_Task details_
Count the lines below that contain the word "Donor" and give only that number.

(Dataset items)
========
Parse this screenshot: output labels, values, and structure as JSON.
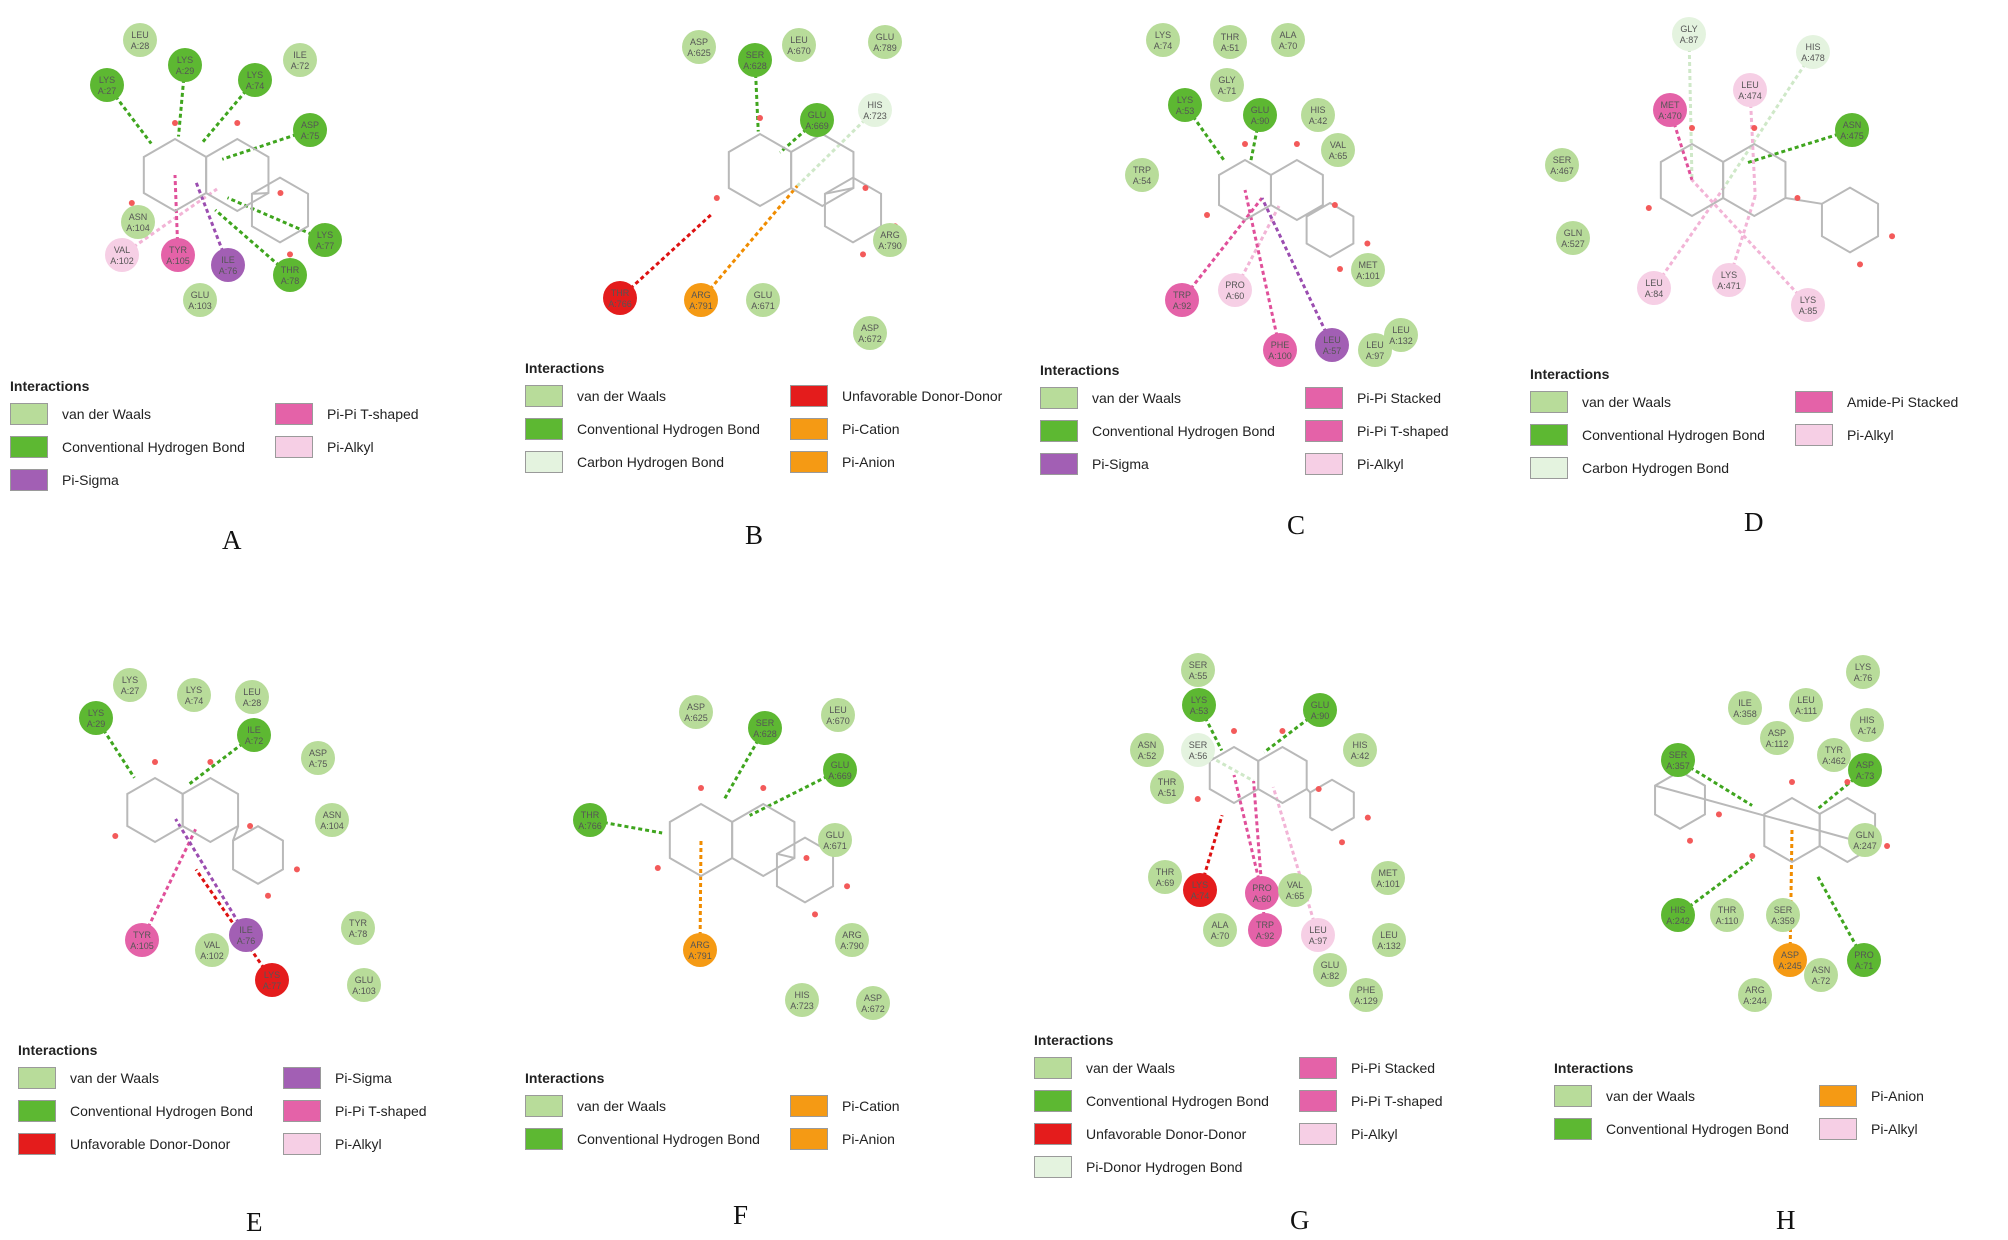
{
  "legend_title": "Interactions",
  "colors": {
    "van der Waals": "#b8dc9a",
    "Conventional Hydrogen Bond": "#5db832",
    "Carbon Hydrogen Bond": "#e4f3df",
    "Pi-Donor Hydrogen Bond": "#e4f3df",
    "Unfavorable Donor-Donor": "#e41c1c",
    "Pi-Cation": "#f59a14",
    "Pi-Anion": "#f59a14",
    "Pi-Sigma": "#a25fb4",
    "Pi-Pi T-shaped": "#e462a8",
    "Pi-Pi Stacked": "#e462a8",
    "Amide-Pi Stacked": "#e462a8",
    "Pi-Alkyl": "#f6cfe5"
  },
  "panels": [
    {
      "label": "A",
      "legend": [
        [
          "van der Waals",
          "Pi-Pi T-shaped"
        ],
        [
          "Conventional Hydrogen Bond",
          "Pi-Alkyl"
        ],
        [
          "Pi-Sigma",
          ""
        ]
      ],
      "residues": [
        {
          "name": "LEU",
          "id": "A:28",
          "type": "vdw"
        },
        {
          "name": "LYS",
          "id": "A:27",
          "type": "hbond"
        },
        {
          "name": "LYS",
          "id": "A:29",
          "type": "hbond"
        },
        {
          "name": "LYS",
          "id": "A:74",
          "type": "hbond"
        },
        {
          "name": "ILE",
          "id": "A:72",
          "type": "vdw"
        },
        {
          "name": "ASP",
          "id": "A:75",
          "type": "hbond"
        },
        {
          "name": "ASN",
          "id": "A:104",
          "type": "vdw"
        },
        {
          "name": "LYS",
          "id": "A:77",
          "type": "hbond"
        },
        {
          "name": "VAL",
          "id": "A:102",
          "type": "alkyl"
        },
        {
          "name": "TYR",
          "id": "A:105",
          "type": "pipi"
        },
        {
          "name": "ILE",
          "id": "A:76",
          "type": "sigma"
        },
        {
          "name": "THR",
          "id": "A:78",
          "type": "hbond"
        },
        {
          "name": "GLU",
          "id": "A:103",
          "type": "vdw"
        }
      ]
    },
    {
      "label": "B",
      "legend": [
        [
          "van der Waals",
          "Unfavorable Donor-Donor"
        ],
        [
          "Conventional Hydrogen Bond",
          "Pi-Cation"
        ],
        [
          "Carbon Hydrogen Bond",
          "Pi-Anion"
        ]
      ],
      "residues": [
        {
          "name": "ASP",
          "id": "A:625",
          "type": "vdw"
        },
        {
          "name": "SER",
          "id": "A:628",
          "type": "hbond"
        },
        {
          "name": "LEU",
          "id": "A:670",
          "type": "vdw"
        },
        {
          "name": "GLU",
          "id": "A:789",
          "type": "vdw"
        },
        {
          "name": "GLU",
          "id": "A:669",
          "type": "hbond"
        },
        {
          "name": "HIS",
          "id": "A:723",
          "type": "chbond"
        },
        {
          "name": "ARG",
          "id": "A:790",
          "type": "vdw"
        },
        {
          "name": "THR",
          "id": "A:766",
          "type": "unfav"
        },
        {
          "name": "ARG",
          "id": "A:791",
          "type": "cation"
        },
        {
          "name": "GLU",
          "id": "A:671",
          "type": "vdw"
        },
        {
          "name": "ASP",
          "id": "A:672",
          "type": "vdw"
        }
      ]
    },
    {
      "label": "C",
      "legend": [
        [
          "van der Waals",
          "Pi-Pi Stacked"
        ],
        [
          "Conventional Hydrogen Bond",
          "Pi-Pi T-shaped"
        ],
        [
          "Pi-Sigma",
          "Pi-Alkyl"
        ]
      ],
      "residues": [
        {
          "name": "LYS",
          "id": "A:74",
          "type": "vdw"
        },
        {
          "name": "THR",
          "id": "A:51",
          "type": "vdw"
        },
        {
          "name": "ALA",
          "id": "A:70",
          "type": "vdw"
        },
        {
          "name": "GLY",
          "id": "A:71",
          "type": "vdw"
        },
        {
          "name": "LYS",
          "id": "A:53",
          "type": "hbond"
        },
        {
          "name": "GLU",
          "id": "A:90",
          "type": "hbond"
        },
        {
          "name": "HIS",
          "id": "A:42",
          "type": "vdw"
        },
        {
          "name": "VAL",
          "id": "A:65",
          "type": "vdw"
        },
        {
          "name": "TRP",
          "id": "A:54",
          "type": "vdw"
        },
        {
          "name": "MET",
          "id": "A:101",
          "type": "vdw"
        },
        {
          "name": "TRP",
          "id": "A:92",
          "type": "pipi"
        },
        {
          "name": "PRO",
          "id": "A:60",
          "type": "alkyl"
        },
        {
          "name": "PHE",
          "id": "A:100",
          "type": "pipi"
        },
        {
          "name": "LEU",
          "id": "A:57",
          "type": "sigma"
        },
        {
          "name": "LEU",
          "id": "A:97",
          "type": "vdw"
        },
        {
          "name": "LEU",
          "id": "A:132",
          "type": "vdw"
        }
      ]
    },
    {
      "label": "D",
      "legend": [
        [
          "van der Waals",
          "Amide-Pi Stacked"
        ],
        [
          "Conventional Hydrogen Bond",
          "Pi-Alkyl"
        ],
        [
          "Carbon Hydrogen Bond",
          ""
        ]
      ],
      "residues": [
        {
          "name": "GLY",
          "id": "A:87",
          "type": "chbond"
        },
        {
          "name": "HIS",
          "id": "A:478",
          "type": "chbond"
        },
        {
          "name": "LEU",
          "id": "A:474",
          "type": "alkyl"
        },
        {
          "name": "MET",
          "id": "A:470",
          "type": "pipi"
        },
        {
          "name": "ASN",
          "id": "A:475",
          "type": "hbond"
        },
        {
          "name": "SER",
          "id": "A:467",
          "type": "vdw"
        },
        {
          "name": "GLN",
          "id": "A:527",
          "type": "vdw"
        },
        {
          "name": "LEU",
          "id": "A:84",
          "type": "alkyl"
        },
        {
          "name": "LYS",
          "id": "A:471",
          "type": "alkyl"
        },
        {
          "name": "LYS",
          "id": "A:85",
          "type": "alkyl"
        }
      ]
    },
    {
      "label": "E",
      "legend": [
        [
          "van der Waals",
          "Pi-Sigma"
        ],
        [
          "Conventional Hydrogen Bond",
          "Pi-Pi T-shaped"
        ],
        [
          "Unfavorable Donor-Donor",
          "Pi-Alkyl"
        ]
      ],
      "residues": [
        {
          "name": "LYS",
          "id": "A:27",
          "type": "vdw"
        },
        {
          "name": "LYS",
          "id": "A:74",
          "type": "vdw"
        },
        {
          "name": "LEU",
          "id": "A:28",
          "type": "vdw"
        },
        {
          "name": "LYS",
          "id": "A:29",
          "type": "hbond"
        },
        {
          "name": "ILE",
          "id": "A:72",
          "type": "hbond"
        },
        {
          "name": "ASP",
          "id": "A:75",
          "type": "vdw"
        },
        {
          "name": "ASN",
          "id": "A:104",
          "type": "vdw"
        },
        {
          "name": "TYR",
          "id": "A:78",
          "type": "vdw"
        },
        {
          "name": "TYR",
          "id": "A:105",
          "type": "pipi"
        },
        {
          "name": "VAL",
          "id": "A:102",
          "type": "vdw"
        },
        {
          "name": "ILE",
          "id": "A:76",
          "type": "sigma"
        },
        {
          "name": "LYS",
          "id": "A:77",
          "type": "unfav"
        },
        {
          "name": "GLU",
          "id": "A:103",
          "type": "vdw"
        }
      ]
    },
    {
      "label": "F",
      "legend": [
        [
          "van der Waals",
          "Pi-Cation"
        ],
        [
          "Conventional Hydrogen Bond",
          "Pi-Anion"
        ]
      ],
      "residues": [
        {
          "name": "ASP",
          "id": "A:625",
          "type": "vdw"
        },
        {
          "name": "SER",
          "id": "A:628",
          "type": "hbond"
        },
        {
          "name": "LEU",
          "id": "A:670",
          "type": "vdw"
        },
        {
          "name": "GLU",
          "id": "A:669",
          "type": "hbond"
        },
        {
          "name": "THR",
          "id": "A:766",
          "type": "hbond"
        },
        {
          "name": "GLU",
          "id": "A:671",
          "type": "vdw"
        },
        {
          "name": "ARG",
          "id": "A:791",
          "type": "cation"
        },
        {
          "name": "ARG",
          "id": "A:790",
          "type": "vdw"
        },
        {
          "name": "HIS",
          "id": "A:723",
          "type": "vdw"
        },
        {
          "name": "ASP",
          "id": "A:672",
          "type": "vdw"
        }
      ]
    },
    {
      "label": "G",
      "legend": [
        [
          "van der Waals",
          "Pi-Pi Stacked"
        ],
        [
          "Conventional Hydrogen Bond",
          "Pi-Pi T-shaped"
        ],
        [
          "Unfavorable Donor-Donor",
          "Pi-Alkyl"
        ],
        [
          "Pi-Donor Hydrogen Bond",
          ""
        ]
      ],
      "residues": [
        {
          "name": "SER",
          "id": "A:55",
          "type": "vdw"
        },
        {
          "name": "LYS",
          "id": "A:53",
          "type": "hbond"
        },
        {
          "name": "GLU",
          "id": "A:90",
          "type": "hbond"
        },
        {
          "name": "ASN",
          "id": "A:52",
          "type": "vdw"
        },
        {
          "name": "SER",
          "id": "A:56",
          "type": "chbond"
        },
        {
          "name": "HIS",
          "id": "A:42",
          "type": "vdw"
        },
        {
          "name": "THR",
          "id": "A:51",
          "type": "vdw"
        },
        {
          "name": "THR",
          "id": "A:69",
          "type": "vdw"
        },
        {
          "name": "LYS",
          "id": "A:74",
          "type": "unfav"
        },
        {
          "name": "PRO",
          "id": "A:60",
          "type": "pipi"
        },
        {
          "name": "VAL",
          "id": "A:65",
          "type": "vdw"
        },
        {
          "name": "MET",
          "id": "A:101",
          "type": "vdw"
        },
        {
          "name": "ALA",
          "id": "A:70",
          "type": "vdw"
        },
        {
          "name": "TRP",
          "id": "A:92",
          "type": "pipi"
        },
        {
          "name": "LEU",
          "id": "A:97",
          "type": "alkyl"
        },
        {
          "name": "LEU",
          "id": "A:132",
          "type": "vdw"
        },
        {
          "name": "GLU",
          "id": "A:82",
          "type": "vdw"
        },
        {
          "name": "PHE",
          "id": "A:129",
          "type": "vdw"
        }
      ]
    },
    {
      "label": "H",
      "legend": [
        [
          "van der Waals",
          "Pi-Anion"
        ],
        [
          "Conventional Hydrogen Bond",
          "Pi-Alkyl"
        ]
      ],
      "residues": [
        {
          "name": "LYS",
          "id": "A:76",
          "type": "vdw"
        },
        {
          "name": "ILE",
          "id": "A:358",
          "type": "vdw"
        },
        {
          "name": "LEU",
          "id": "A:111",
          "type": "vdw"
        },
        {
          "name": "HIS",
          "id": "A:74",
          "type": "vdw"
        },
        {
          "name": "ASP",
          "id": "A:112",
          "type": "vdw"
        },
        {
          "name": "TYR",
          "id": "A:462",
          "type": "vdw"
        },
        {
          "name": "SER",
          "id": "A:357",
          "type": "hbond"
        },
        {
          "name": "ASP",
          "id": "A:73",
          "type": "hbond"
        },
        {
          "name": "GLN",
          "id": "A:247",
          "type": "vdw"
        },
        {
          "name": "HIS",
          "id": "A:242",
          "type": "hbond"
        },
        {
          "name": "THR",
          "id": "A:110",
          "type": "vdw"
        },
        {
          "name": "SER",
          "id": "A:359",
          "type": "vdw"
        },
        {
          "name": "ASP",
          "id": "A:245",
          "type": "cation"
        },
        {
          "name": "PRO",
          "id": "A:71",
          "type": "hbond"
        },
        {
          "name": "ASN",
          "id": "A:72",
          "type": "vdw"
        },
        {
          "name": "ARG",
          "id": "A:244",
          "type": "vdw"
        }
      ]
    }
  ]
}
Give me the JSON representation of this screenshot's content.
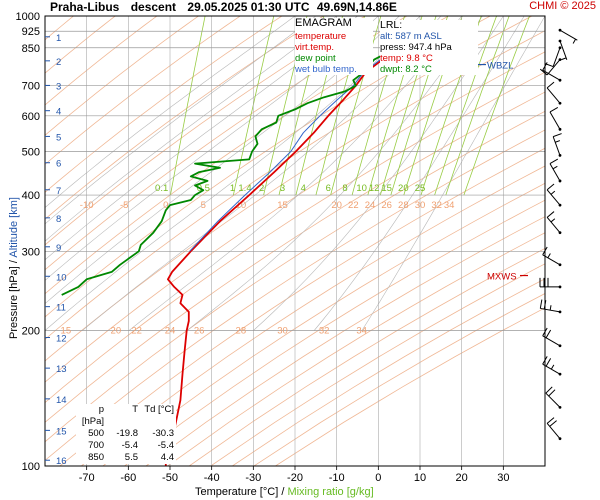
========
_Result below_
6